* _A run of records_
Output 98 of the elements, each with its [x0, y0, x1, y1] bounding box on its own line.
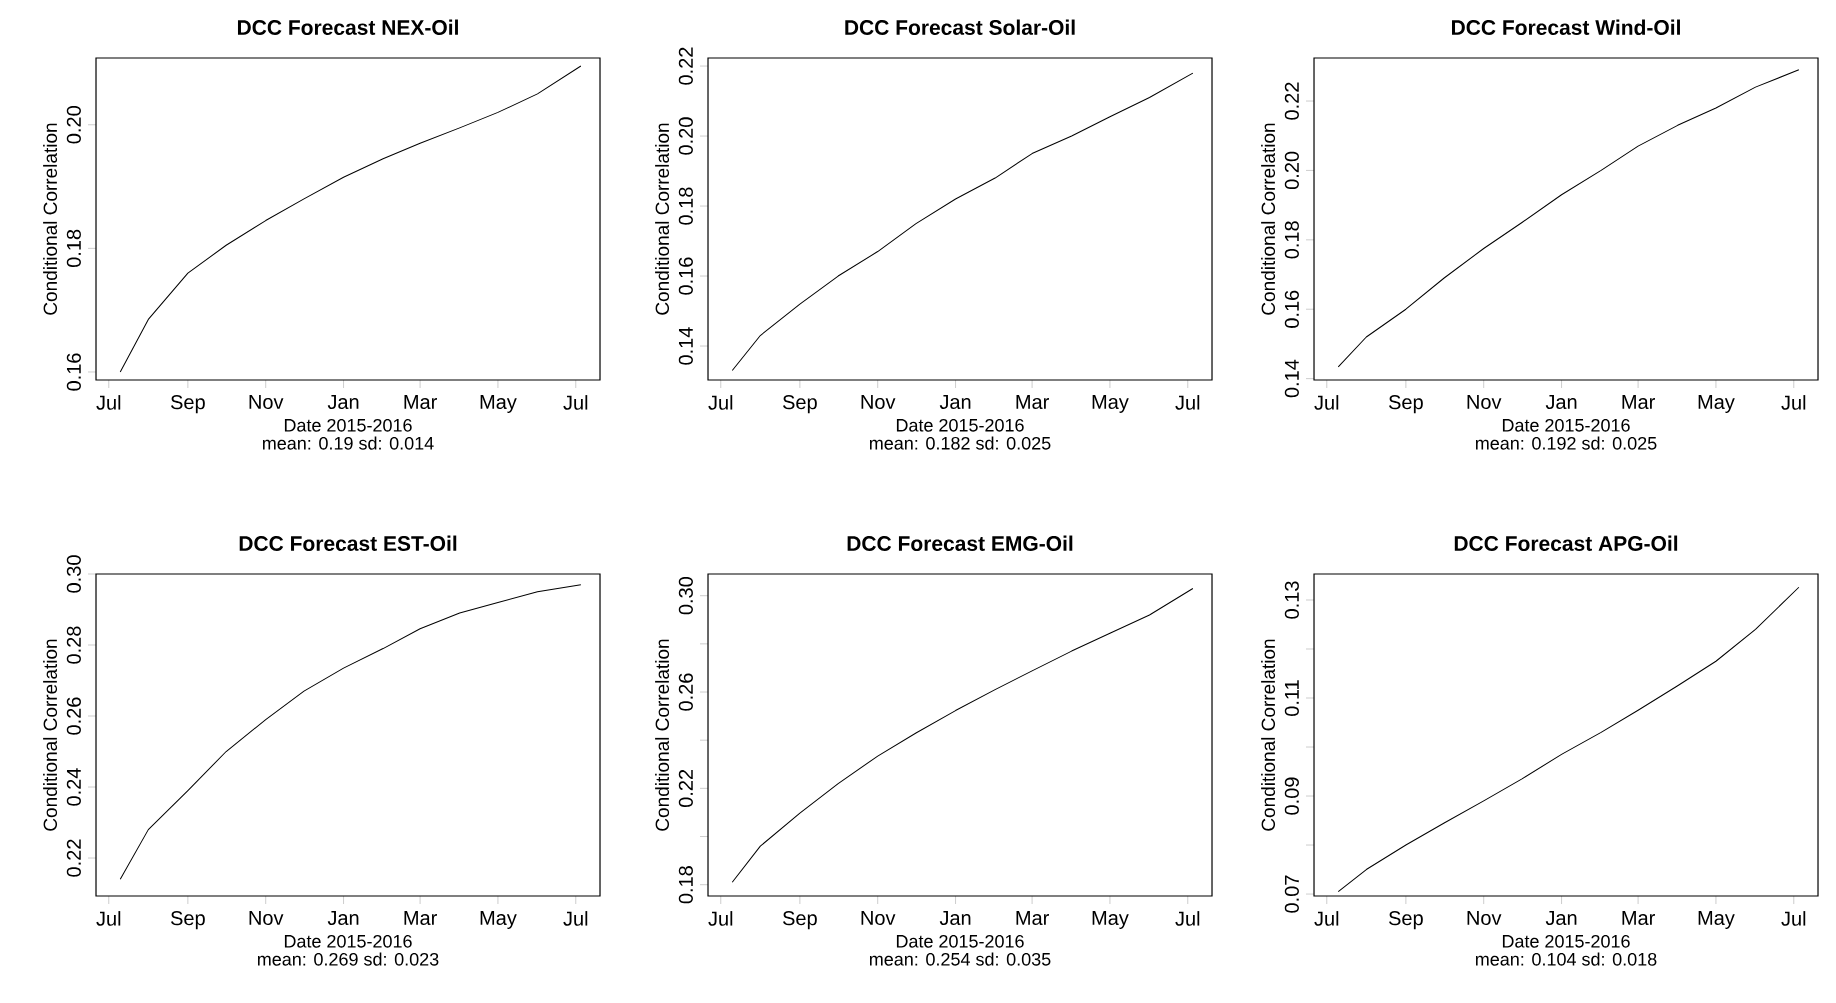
y-tick-label: 0.13 [1284, 581, 1299, 619]
x-tick-label: Mar [1016, 395, 1049, 409]
y-axis-title: Conditional Correlation [43, 639, 58, 831]
y-tick-label: 0.09 [1284, 777, 1299, 815]
x-tick-label: Mar [1622, 395, 1655, 410]
x-tick-label: Mar [404, 395, 437, 410]
x-tick-label: Mar [1622, 911, 1655, 926]
text: mean: 0.269 sd: 0.023 [257, 952, 439, 966]
x-tick-label: Jan [327, 395, 359, 410]
x-tick-label: May [1698, 911, 1735, 929]
line-series [119, 65, 582, 373]
x-tick-label: Jul [96, 395, 121, 410]
x-tick-label: Jan [939, 911, 971, 926]
y-tick-label: 0.30 [678, 577, 693, 615]
x-tick-label: Jan [327, 911, 359, 926]
x-axis-title: Date 2015-2016 [1502, 934, 1630, 948]
x-tick-label: Jan [1545, 395, 1577, 410]
y-tick-label: 0.18 [678, 866, 693, 904]
x-tick-label: Sep [1389, 911, 1423, 930]
line-series [1337, 586, 1800, 893]
x-tick-label: Nov [861, 911, 896, 926]
x-axis-title: Date 2015-2016 [1502, 418, 1630, 432]
x-tick-label: May [1092, 395, 1129, 413]
y-axis-title: Conditional Correlation [43, 123, 58, 315]
text: mean: 0.192 sd: 0.025 [1475, 436, 1657, 450]
x-tick-label: Jul [1314, 395, 1339, 410]
x-tick-label: Jul [563, 911, 588, 926]
x-tick-label: Sep [782, 911, 817, 930]
x-tick-label: Nov [861, 395, 896, 409]
y-tick-label: 0.16 [1284, 290, 1299, 328]
x-tick-label: Jul [1314, 911, 1339, 926]
y-tick-label: 0.20 [1284, 151, 1299, 190]
x-tick-label: Jul [708, 911, 733, 926]
chart-title: DCC Forecast Wind-Oil [1452, 19, 1680, 35]
chart-title: DCC Forecast EMG-Oil [847, 535, 1073, 551]
y-tick-label: 0.16 [66, 353, 81, 391]
line-series [1337, 69, 1800, 368]
chart-title: DCC Forecast EST-Oil [239, 535, 457, 551]
x-axis-title: Date 2015-2016 [284, 934, 412, 948]
x-axis-title: Date 2015-2016 [284, 418, 412, 432]
x-tick-label: May [1092, 911, 1129, 929]
y-tick-label: 0.18 [66, 229, 81, 268]
y-axis-title: Conditional Correlation [1261, 123, 1276, 315]
line-series [731, 587, 1194, 883]
y-tick-label: 0.22 [1284, 82, 1299, 120]
x-tick-label: Jan [939, 395, 971, 409]
y-tick-label: 0.11 [1284, 680, 1299, 716]
x-tick-label: Jul [1175, 395, 1200, 410]
text: mean: 0.104 sd: 0.018 [1475, 952, 1657, 966]
x-tick-label: Nov [1467, 911, 1502, 926]
x-tick-label: Nov [249, 395, 284, 410]
y-tick-label: 0.14 [1284, 359, 1299, 398]
x-tick-label: Sep [782, 395, 817, 414]
x-tick-label: Sep [170, 395, 205, 414]
x-tick-label: Jul [1781, 911, 1806, 926]
y-tick-label: 0.18 [678, 187, 693, 225]
y-axis-title: Conditional Correlation [655, 123, 670, 315]
x-tick-label: Jul [96, 911, 121, 926]
x-tick-label: Sep [170, 911, 205, 930]
chart-title: DCC Forecast Solar-Oil [845, 19, 1075, 35]
y-tick-label: 0.07 [1284, 875, 1299, 913]
text: mean: 0.19 sd: 0.014 [262, 436, 434, 450]
chart-title: DCC Forecast NEX-Oil [237, 19, 458, 35]
x-tick-label: Nov [1467, 395, 1502, 410]
y-tick-label: 0.22 [66, 839, 81, 877]
y-tick-label: 0.24 [66, 768, 81, 806]
x-tick-label: Jul [563, 395, 588, 410]
y-tick-label: 0.22 [678, 47, 693, 85]
x-tick-label: Jul [1781, 395, 1806, 410]
y-tick-label: 0.22 [678, 769, 693, 808]
x-tick-label: Jul [1175, 911, 1200, 926]
y-tick-label: 0.14 [678, 327, 693, 365]
x-axis-title: Date 2015-2016 [896, 418, 1024, 432]
x-tick-label: May [480, 911, 517, 929]
x-tick-label: May [480, 395, 517, 413]
y-tick-label: 0.20 [66, 106, 81, 144]
text: mean: 0.182 sd: 0.025 [869, 436, 1051, 450]
y-tick-label: 0.30 [66, 555, 81, 593]
x-tick-label: Jul [708, 395, 733, 410]
y-tick-label: 0.16 [678, 257, 693, 295]
line-series [731, 72, 1194, 372]
text: mean: 0.254 sd: 0.035 [869, 952, 1051, 966]
x-tick-label: Sep [1389, 395, 1423, 414]
x-tick-label: Jan [1545, 911, 1577, 926]
y-tick-label: 0.26 [678, 673, 693, 711]
y-tick-label: 0.20 [678, 117, 693, 155]
x-axis-title: Date 2015-2016 [896, 934, 1024, 948]
x-tick-label: Nov [249, 911, 284, 926]
y-tick-label: 0.18 [1284, 221, 1299, 259]
line-series [119, 584, 582, 880]
y-tick-label: 0.26 [66, 697, 81, 735]
y-tick-label: 0.28 [66, 626, 81, 664]
chart-title: DCC Forecast APG-Oil [1454, 535, 1678, 551]
x-tick-label: Mar [1016, 911, 1049, 926]
y-axis-title: Conditional Correlation [1261, 639, 1276, 831]
x-tick-label: May [1698, 395, 1735, 413]
x-tick-label: Mar [404, 911, 437, 926]
y-axis-title: Conditional Correlation [655, 639, 670, 831]
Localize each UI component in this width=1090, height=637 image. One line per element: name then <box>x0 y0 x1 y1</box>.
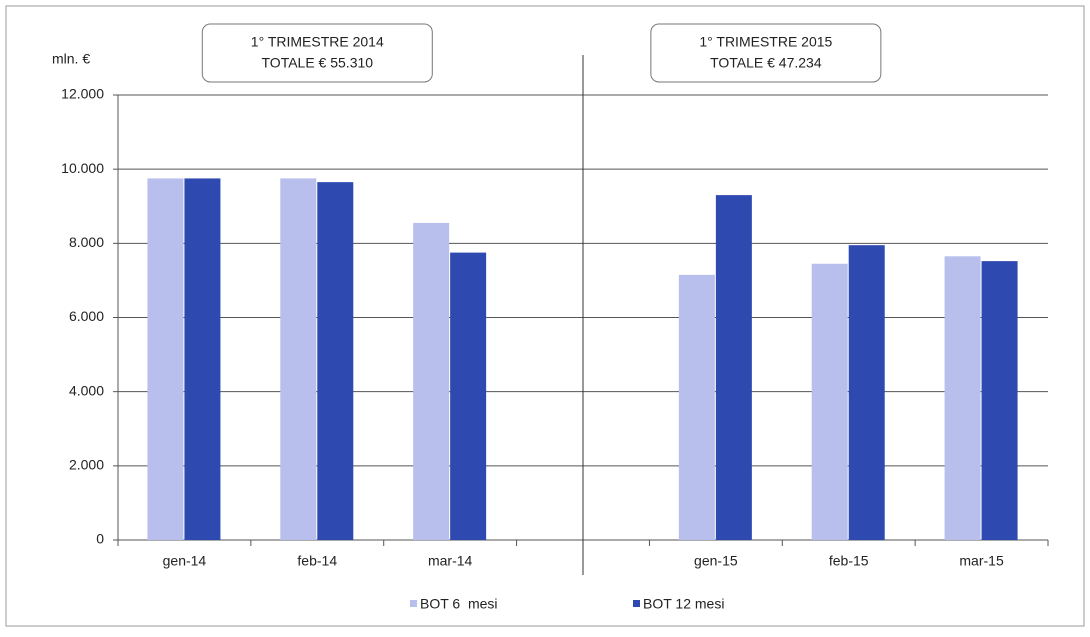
legend-label: BOT 6 mesi <box>420 596 498 612</box>
bar <box>715 195 752 540</box>
y-tick-label: 0 <box>96 531 104 547</box>
y-axis-label: mln. € <box>52 51 90 67</box>
annotation-text: 1° TRIMESTRE 2015 <box>699 34 832 50</box>
legend-swatch <box>410 600 417 607</box>
x-tick-label: gen-14 <box>163 553 207 569</box>
x-tick-label: feb-14 <box>297 553 337 569</box>
y-tick-label: 12.000 <box>61 86 104 102</box>
x-tick-label: mar-14 <box>428 553 473 569</box>
annotation-box <box>201 23 433 83</box>
bar <box>811 263 848 540</box>
y-tick-label: 6.000 <box>69 308 104 324</box>
bar <box>848 245 885 540</box>
bar <box>147 178 184 540</box>
bar <box>678 274 715 540</box>
y-tick-label: 8.000 <box>69 234 104 250</box>
legend-swatch <box>633 600 640 607</box>
y-tick-label: 2.000 <box>69 457 104 473</box>
annotation-box <box>650 23 882 83</box>
annotation-text: 1° TRIMESTRE 2014 <box>251 34 384 50</box>
bar <box>413 222 450 540</box>
bar <box>450 252 487 540</box>
legend-label: BOT 12 mesi <box>643 596 724 612</box>
bar <box>981 261 1018 540</box>
x-tick-label: gen-15 <box>694 553 738 569</box>
x-tick-label: mar-15 <box>959 553 1004 569</box>
annotation-text: TOTALE € 47.234 <box>710 55 822 71</box>
bar <box>280 178 317 540</box>
y-tick-label: 4.000 <box>69 382 104 398</box>
x-tick-label: feb-15 <box>829 553 869 569</box>
bar <box>317 182 354 541</box>
y-tick-label: 10.000 <box>61 160 104 176</box>
bar <box>184 178 221 540</box>
annotation-text: TOTALE € 55.310 <box>262 55 374 71</box>
bar <box>944 256 981 540</box>
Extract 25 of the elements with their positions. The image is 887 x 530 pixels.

* _What this task involves_
Write out the lines of the records from the line with "y-tick-label: 0.13 [1284, 581, 1299, 619]" to the line with "text: mean: 0.269", including both, keeping every character unchanged.

* _Task answer_
y-tick-label: 0.13 [1284, 581, 1299, 619]
x-tick-label: Mar [1016, 395, 1049, 409]
y-axis-title: Conditional Correlation [43, 639, 58, 831]
y-tick-label: 0.09 [1284, 777, 1299, 815]
x-tick-label: Mar [1622, 395, 1655, 410]
x-tick-label: Mar [404, 395, 437, 410]
x-tick-label: Mar [1622, 911, 1655, 926]
text: mean: 0.269 sd: 0.023 [257, 952, 439, 966]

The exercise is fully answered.